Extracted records
————————

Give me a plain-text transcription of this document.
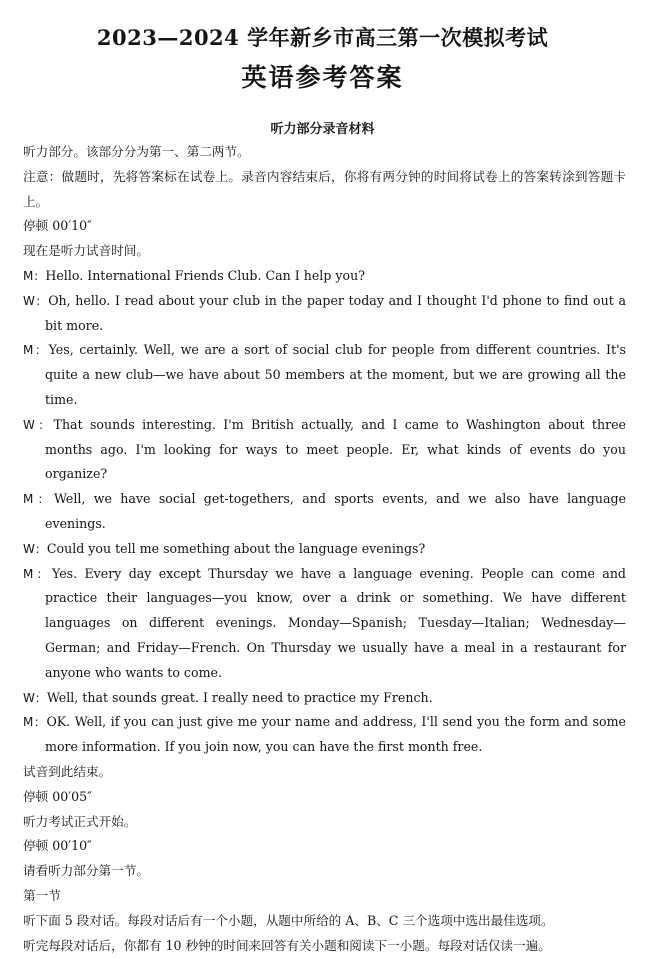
2023—2024 学年新乡市高三第一次模拟考试
英语参考答案
听力部分录音材料

听力部分。该部分分为第一、第二两节。

注意：做题时，先将答案标在试卷上。录音内容结束后，你将有两分钟的时间将试卷上的答案转涂到答题卡上。

停顿 00′10″

现在是听力试音时间。

M：Hello. International Friends Club. Can I help you?

W：Oh, hello. I read about your club in the paper today and I thought I'd phone to find out a bit more.

M：Yes, certainly. Well, we are a sort of social club for people from different countries. It's quite a new club—we have about 50 members at the moment, but we are growing all the time.

W：That sounds interesting. I'm British actually, and I came to Washington about three months ago. I'm looking for ways to meet people. Er, what kinds of events do you organize?

M：Well, we have social get-togethers, and sports events, and we also have language evenings.

W：Could you tell me something about the language evenings?

M：Yes. Every day except Thursday we have a language evening. People can come and practice their languages—you know, over a drink or something. We have different languages on different evenings. Monday—Spanish; Tuesday—Italian; Wednesday—German; and Friday—French. On Thursday we usually have a meal in a restaurant for anyone who wants to come.

W：Well, that sounds great. I really need to practice my French.

M：OK. Well, if you can just give me your name and address, I'll send you the form and some more information. If you join now, you can have the first month free.

试音到此结束。

停顿 00′05″

听力考试正式开始。

停顿 00′10″

请看听力部分第一节。

第一节

听下面 5 段对话。每段对话后有一个小题，从题中所给的 A、B、C 三个选项中选出最佳选项。

听完每段对话后，你都有 10 秒钟的时间来回答有关小题和阅读下一小题。每段对话仅读一遍。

————————

# Required work
Copy all the data exactly as written, but skip any picture.

# Solved exercise
Give me a plain-text transcription of this document.
2023—2024 学年新乡市高三第一次模拟考试
英语参考答案
听力部分录音材料

听力部分。该部分分为第一、第二两节。

注意：做题时，先将答案标在试卷上。录音内容结束后，你将有两分钟的时间将试卷上的答案转涂到答题卡上。

停顿 00′10″

现在是听力试音时间。

M：Hello. International Friends Club. Can I help you?

W：Oh, hello. I read about your club in the paper today and I thought I'd phone to find out a bit more.

M：Yes, certainly. Well, we are a sort of social club for people from different countries. It's quite a new club—we have about 50 members at the moment, but we are growing all the time.

W：That sounds interesting. I'm British actually, and I came to Washington about three months ago. I'm looking for ways to meet people. Er, what kinds of events do you organize?

M：Well, we have social get-togethers, and sports events, and we also have language evenings.

W：Could you tell me something about the language evenings?

M：Yes. Every day except Thursday we have a language evening. People can come and practice their languages—you know, over a drink or something. We have different languages on different evenings. Monday—Spanish; Tuesday—Italian; Wednesday—German; and Friday—French. On Thursday we usually have a meal in a restaurant for anyone who wants to come.

W：Well, that sounds great. I really need to practice my French.

M：OK. Well, if you can just give me your name and address, I'll send you the form and some more information. If you join now, you can have the first month free.

试音到此结束。

停顿 00′05″

听力考试正式开始。

停顿 00′10″

请看听力部分第一节。

第一节

听下面 5 段对话。每段对话后有一个小题，从题中所给的 A、B、C 三个选项中选出最佳选项。

听完每段对话后，你都有 10 秒钟的时间来回答有关小题和阅读下一小题。每段对话仅读一遍。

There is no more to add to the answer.